== REQUIREMENTS ==
Repeat the listing exactly as given, omitting every image.

-- START OF MATERIAL FOR THIS EXERCISE --

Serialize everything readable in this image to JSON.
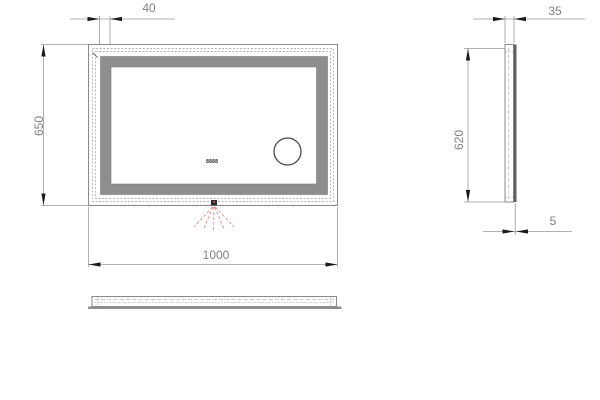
{
  "views": {
    "front": {
      "dim_frame_width": "40",
      "dim_height": "650",
      "dim_width": "1000",
      "clock_display": "8888"
    },
    "side": {
      "dim_depth": "35",
      "dim_led_height": "620",
      "dim_glass_thickness": "5"
    }
  },
  "colors": {
    "edge_line": "#8a8a8a",
    "frame_fill": "#8e8e8e",
    "mirror_fill": "#ffffff",
    "led_band": "#b3b3b3",
    "dimension_line": "#9a9a9a",
    "dimension_text": "#7f7f7f",
    "arrow": "#1a1a1a",
    "glass_edge": "#5f5f5f",
    "sensor_body": "#2e2e2e",
    "sensor_rays": "#e08a8a"
  }
}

-- END OF MATERIAL FOR THIS EXERCISE --

== ANSWER TO THE EXERCISE ==
Serialize everything readable in this image to JSON.
{
  "views": {
    "front": {
      "dim_frame_width": "40",
      "dim_height": "650",
      "dim_width": "1000",
      "clock_display": "8888"
    },
    "side": {
      "dim_depth": "35",
      "dim_led_height": "620",
      "dim_glass_thickness": "5"
    }
  },
  "colors": {
    "edge_line": "#8a8a8a",
    "frame_fill": "#8e8e8e",
    "mirror_fill": "#ffffff",
    "led_band": "#b3b3b3",
    "dimension_line": "#9a9a9a",
    "dimension_text": "#7f7f7f",
    "arrow": "#1a1a1a",
    "glass_edge": "#5f5f5f",
    "sensor_body": "#2e2e2e",
    "sensor_rays": "#e08a8a"
  }
}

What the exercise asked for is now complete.